#### Listed records ####

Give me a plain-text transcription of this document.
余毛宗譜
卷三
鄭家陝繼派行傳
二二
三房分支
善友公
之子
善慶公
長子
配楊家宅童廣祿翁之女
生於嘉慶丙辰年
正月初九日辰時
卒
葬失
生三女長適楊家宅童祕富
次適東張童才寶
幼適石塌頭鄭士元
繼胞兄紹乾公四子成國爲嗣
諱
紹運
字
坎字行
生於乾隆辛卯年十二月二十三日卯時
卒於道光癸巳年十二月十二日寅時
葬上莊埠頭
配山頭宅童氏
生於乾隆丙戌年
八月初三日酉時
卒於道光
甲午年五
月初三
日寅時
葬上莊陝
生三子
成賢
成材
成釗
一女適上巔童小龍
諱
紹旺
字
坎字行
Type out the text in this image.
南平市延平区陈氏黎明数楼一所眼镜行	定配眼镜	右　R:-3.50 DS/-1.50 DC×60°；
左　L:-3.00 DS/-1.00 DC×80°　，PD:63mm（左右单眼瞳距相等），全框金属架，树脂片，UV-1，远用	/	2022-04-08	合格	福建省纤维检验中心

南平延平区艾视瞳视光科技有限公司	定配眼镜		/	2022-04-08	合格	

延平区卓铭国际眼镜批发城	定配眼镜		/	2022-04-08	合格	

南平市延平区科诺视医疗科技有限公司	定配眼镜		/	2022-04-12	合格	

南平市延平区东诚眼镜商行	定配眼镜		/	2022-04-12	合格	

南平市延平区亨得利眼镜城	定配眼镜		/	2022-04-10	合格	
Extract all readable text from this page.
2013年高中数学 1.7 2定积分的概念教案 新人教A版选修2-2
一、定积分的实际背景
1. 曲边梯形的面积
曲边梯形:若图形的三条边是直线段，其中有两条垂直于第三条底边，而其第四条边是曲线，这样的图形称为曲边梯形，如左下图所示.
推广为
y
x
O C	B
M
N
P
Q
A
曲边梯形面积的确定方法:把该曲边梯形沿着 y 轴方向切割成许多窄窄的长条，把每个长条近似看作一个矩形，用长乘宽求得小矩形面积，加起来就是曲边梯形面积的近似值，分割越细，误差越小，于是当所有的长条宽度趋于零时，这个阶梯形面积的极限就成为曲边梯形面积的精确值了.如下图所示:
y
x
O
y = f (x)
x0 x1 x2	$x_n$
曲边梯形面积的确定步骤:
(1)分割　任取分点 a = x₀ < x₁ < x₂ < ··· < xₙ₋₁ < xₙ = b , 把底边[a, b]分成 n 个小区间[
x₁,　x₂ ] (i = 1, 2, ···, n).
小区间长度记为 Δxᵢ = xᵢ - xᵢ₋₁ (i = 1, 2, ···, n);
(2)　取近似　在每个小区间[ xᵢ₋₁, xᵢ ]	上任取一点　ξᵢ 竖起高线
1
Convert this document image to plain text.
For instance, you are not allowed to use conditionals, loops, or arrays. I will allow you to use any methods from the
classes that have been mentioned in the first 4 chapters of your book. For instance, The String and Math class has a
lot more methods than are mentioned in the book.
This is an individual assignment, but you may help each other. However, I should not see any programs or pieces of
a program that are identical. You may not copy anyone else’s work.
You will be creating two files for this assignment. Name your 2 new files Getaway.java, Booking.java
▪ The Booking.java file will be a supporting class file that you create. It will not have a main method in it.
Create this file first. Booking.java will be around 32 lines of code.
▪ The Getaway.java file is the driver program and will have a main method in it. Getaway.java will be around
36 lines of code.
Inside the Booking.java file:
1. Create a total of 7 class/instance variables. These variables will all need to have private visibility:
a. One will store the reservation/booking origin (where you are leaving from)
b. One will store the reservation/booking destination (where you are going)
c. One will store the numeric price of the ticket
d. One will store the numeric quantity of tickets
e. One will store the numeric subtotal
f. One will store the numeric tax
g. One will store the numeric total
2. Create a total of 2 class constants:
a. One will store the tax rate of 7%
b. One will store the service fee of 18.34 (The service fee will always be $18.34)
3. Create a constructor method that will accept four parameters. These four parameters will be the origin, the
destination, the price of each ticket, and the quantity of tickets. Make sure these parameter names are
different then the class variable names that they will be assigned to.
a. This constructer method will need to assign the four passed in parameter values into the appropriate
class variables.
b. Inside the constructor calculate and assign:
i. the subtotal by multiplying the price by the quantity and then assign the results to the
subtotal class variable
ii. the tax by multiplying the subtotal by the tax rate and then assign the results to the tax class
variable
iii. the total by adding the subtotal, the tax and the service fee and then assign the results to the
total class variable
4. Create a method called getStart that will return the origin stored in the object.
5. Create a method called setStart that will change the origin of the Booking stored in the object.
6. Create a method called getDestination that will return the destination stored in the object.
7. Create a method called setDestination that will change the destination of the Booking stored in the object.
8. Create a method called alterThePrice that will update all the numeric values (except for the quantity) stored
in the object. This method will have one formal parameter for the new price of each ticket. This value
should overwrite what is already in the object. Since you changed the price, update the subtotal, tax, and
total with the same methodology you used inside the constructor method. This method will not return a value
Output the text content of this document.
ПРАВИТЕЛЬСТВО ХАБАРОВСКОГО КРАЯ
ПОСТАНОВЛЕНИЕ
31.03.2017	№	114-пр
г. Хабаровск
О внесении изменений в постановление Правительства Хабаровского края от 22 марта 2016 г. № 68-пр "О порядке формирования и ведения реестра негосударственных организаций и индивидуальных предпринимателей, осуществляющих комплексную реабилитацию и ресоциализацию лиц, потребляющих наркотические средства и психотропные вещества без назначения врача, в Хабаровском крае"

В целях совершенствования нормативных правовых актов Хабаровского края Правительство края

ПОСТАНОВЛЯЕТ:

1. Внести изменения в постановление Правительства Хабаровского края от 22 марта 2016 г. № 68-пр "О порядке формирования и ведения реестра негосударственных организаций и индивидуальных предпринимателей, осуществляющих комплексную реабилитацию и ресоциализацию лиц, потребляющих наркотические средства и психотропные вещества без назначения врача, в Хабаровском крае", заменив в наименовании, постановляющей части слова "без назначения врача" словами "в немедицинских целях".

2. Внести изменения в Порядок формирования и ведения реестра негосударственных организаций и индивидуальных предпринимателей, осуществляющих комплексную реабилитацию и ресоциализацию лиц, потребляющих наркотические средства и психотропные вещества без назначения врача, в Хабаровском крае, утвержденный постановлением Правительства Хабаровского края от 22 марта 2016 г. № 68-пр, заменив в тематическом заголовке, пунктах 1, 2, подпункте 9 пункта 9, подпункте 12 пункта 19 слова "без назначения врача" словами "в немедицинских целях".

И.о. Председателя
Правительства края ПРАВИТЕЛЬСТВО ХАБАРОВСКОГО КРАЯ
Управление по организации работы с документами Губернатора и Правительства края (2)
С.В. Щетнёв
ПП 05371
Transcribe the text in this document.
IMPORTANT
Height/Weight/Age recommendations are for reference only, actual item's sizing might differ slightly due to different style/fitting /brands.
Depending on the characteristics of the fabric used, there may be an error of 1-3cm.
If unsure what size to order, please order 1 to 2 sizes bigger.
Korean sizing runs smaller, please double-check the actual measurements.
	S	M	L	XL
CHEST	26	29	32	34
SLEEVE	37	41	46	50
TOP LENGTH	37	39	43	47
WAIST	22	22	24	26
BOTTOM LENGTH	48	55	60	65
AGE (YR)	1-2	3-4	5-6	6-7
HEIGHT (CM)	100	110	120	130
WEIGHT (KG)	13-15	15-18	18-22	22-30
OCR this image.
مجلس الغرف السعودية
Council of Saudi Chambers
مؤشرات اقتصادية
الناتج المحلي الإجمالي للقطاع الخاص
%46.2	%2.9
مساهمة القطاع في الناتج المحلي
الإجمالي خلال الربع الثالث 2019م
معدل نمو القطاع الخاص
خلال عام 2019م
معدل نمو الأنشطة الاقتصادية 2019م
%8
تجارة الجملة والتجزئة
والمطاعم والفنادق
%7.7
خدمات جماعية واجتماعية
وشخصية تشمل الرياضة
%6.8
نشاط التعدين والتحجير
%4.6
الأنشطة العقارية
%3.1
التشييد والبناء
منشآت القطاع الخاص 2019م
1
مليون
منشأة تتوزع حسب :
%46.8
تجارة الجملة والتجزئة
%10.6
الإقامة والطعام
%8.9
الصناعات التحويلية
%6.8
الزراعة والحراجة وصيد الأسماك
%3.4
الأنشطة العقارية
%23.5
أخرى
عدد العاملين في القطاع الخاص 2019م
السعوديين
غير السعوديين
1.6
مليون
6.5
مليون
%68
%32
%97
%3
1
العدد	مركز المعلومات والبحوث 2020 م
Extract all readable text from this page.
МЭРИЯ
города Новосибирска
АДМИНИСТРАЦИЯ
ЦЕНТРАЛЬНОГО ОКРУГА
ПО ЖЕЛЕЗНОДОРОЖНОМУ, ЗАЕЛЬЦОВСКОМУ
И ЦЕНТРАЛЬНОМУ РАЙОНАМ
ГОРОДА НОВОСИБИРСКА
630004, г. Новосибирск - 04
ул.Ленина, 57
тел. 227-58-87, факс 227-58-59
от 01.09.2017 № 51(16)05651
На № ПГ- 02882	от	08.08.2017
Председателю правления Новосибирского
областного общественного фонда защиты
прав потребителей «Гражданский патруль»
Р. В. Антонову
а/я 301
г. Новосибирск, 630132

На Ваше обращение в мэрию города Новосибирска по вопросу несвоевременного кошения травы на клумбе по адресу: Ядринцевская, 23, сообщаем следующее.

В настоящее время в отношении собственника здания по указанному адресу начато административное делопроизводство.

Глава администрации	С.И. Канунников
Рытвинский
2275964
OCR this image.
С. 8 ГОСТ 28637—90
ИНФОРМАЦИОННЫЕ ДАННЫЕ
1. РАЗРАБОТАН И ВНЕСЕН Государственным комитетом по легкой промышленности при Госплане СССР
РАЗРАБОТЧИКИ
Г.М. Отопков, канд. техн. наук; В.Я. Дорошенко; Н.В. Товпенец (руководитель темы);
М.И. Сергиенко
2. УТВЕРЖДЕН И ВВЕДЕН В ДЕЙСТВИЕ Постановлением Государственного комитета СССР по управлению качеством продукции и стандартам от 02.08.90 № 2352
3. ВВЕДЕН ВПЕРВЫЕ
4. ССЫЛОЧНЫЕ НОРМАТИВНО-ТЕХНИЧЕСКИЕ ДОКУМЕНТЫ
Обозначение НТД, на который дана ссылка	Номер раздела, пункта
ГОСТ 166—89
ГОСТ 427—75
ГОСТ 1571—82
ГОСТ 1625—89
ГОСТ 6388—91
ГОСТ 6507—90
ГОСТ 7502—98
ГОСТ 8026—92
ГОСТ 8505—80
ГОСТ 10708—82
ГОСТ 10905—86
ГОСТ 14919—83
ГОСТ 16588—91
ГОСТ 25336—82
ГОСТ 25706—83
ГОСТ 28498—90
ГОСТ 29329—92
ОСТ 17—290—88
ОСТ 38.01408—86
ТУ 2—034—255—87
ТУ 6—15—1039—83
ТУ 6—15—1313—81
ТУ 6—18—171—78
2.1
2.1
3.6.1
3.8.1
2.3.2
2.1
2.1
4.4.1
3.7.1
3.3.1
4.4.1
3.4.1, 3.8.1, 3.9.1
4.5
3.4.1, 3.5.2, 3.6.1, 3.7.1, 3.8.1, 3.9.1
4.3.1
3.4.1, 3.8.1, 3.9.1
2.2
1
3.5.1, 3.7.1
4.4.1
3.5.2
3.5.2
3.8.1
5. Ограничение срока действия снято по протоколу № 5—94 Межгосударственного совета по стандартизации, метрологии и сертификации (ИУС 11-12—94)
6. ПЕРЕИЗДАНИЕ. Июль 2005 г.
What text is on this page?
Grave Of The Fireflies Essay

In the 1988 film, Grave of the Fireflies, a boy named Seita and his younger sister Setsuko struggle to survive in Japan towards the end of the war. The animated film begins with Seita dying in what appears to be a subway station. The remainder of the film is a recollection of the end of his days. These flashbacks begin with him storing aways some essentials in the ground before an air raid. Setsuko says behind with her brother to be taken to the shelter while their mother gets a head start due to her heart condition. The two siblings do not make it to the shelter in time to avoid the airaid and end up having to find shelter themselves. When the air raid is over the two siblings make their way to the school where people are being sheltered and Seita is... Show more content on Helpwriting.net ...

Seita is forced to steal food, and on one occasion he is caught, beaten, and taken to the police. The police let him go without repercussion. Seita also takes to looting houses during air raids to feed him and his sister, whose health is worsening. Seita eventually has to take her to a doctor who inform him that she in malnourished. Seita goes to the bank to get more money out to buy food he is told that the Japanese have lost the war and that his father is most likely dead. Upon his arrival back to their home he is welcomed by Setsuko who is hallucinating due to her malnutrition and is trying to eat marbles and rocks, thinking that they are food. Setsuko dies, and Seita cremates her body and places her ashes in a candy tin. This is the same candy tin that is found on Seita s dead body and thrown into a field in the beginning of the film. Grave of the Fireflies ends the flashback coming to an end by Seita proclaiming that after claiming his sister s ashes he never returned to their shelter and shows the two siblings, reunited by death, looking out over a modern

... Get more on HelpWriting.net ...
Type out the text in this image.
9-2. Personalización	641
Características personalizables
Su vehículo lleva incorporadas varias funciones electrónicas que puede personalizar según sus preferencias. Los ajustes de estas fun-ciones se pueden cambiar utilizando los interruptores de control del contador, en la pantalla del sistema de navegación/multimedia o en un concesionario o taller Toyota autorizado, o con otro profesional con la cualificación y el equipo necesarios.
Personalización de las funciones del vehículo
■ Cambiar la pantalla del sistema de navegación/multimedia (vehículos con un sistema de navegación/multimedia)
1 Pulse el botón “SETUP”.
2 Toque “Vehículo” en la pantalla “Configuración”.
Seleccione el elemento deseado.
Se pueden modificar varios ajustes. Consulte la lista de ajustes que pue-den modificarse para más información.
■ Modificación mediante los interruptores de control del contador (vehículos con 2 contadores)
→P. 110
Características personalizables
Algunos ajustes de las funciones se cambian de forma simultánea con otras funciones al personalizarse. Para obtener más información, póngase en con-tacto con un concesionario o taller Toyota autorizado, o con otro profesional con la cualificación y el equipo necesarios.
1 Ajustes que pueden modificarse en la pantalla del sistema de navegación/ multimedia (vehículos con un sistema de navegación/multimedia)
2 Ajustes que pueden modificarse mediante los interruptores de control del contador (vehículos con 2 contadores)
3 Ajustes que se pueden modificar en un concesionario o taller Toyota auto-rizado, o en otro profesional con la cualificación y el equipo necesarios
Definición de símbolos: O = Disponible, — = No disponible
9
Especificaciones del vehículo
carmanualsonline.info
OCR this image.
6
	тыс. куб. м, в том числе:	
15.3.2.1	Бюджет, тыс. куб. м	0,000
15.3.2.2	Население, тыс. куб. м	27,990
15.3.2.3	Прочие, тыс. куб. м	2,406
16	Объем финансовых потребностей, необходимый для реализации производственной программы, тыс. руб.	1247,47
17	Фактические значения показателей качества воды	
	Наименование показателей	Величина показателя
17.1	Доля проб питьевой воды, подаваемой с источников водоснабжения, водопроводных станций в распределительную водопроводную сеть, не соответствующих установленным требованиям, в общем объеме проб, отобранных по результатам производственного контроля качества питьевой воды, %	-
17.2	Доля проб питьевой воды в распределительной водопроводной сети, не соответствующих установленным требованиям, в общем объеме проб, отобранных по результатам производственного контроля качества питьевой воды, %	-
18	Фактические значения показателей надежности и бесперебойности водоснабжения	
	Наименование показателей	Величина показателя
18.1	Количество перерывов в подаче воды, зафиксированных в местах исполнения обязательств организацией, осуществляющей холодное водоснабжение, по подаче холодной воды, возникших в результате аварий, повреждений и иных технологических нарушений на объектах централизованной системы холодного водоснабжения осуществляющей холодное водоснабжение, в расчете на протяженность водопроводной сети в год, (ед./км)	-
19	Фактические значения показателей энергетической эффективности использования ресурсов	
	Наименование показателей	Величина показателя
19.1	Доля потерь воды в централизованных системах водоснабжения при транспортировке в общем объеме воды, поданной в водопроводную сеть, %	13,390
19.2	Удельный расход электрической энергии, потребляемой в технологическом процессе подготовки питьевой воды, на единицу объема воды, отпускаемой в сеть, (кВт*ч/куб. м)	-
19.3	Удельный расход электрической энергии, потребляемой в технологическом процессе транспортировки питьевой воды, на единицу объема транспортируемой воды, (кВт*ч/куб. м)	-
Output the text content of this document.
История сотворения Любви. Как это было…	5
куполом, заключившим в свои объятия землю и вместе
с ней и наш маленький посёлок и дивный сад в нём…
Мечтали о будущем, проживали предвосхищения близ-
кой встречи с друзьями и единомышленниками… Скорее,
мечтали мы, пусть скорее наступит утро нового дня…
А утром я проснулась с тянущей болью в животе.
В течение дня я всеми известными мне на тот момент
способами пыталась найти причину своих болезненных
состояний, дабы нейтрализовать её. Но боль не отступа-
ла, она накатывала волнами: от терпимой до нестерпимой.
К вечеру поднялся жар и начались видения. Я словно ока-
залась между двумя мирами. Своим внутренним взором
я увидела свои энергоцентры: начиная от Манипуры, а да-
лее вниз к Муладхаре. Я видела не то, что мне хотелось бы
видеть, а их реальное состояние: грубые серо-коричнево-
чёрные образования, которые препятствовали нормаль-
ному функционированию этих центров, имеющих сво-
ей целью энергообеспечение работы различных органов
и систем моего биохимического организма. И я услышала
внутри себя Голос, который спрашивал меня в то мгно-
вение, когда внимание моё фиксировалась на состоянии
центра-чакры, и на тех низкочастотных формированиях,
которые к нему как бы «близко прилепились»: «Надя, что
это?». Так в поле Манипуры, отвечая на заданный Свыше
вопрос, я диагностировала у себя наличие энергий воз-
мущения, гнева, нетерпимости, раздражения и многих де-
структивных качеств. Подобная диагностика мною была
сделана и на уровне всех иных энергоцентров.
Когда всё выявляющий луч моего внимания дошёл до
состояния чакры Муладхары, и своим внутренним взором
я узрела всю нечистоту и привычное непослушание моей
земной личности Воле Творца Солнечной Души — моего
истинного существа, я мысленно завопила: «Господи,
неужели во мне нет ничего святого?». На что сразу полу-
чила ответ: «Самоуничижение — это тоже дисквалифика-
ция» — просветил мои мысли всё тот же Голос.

####

Copy every line above in which the string "LENGTH" shows up.

TOP LENGTH	37	39	43	47
BOTTOM LENGTH	48	55	60	65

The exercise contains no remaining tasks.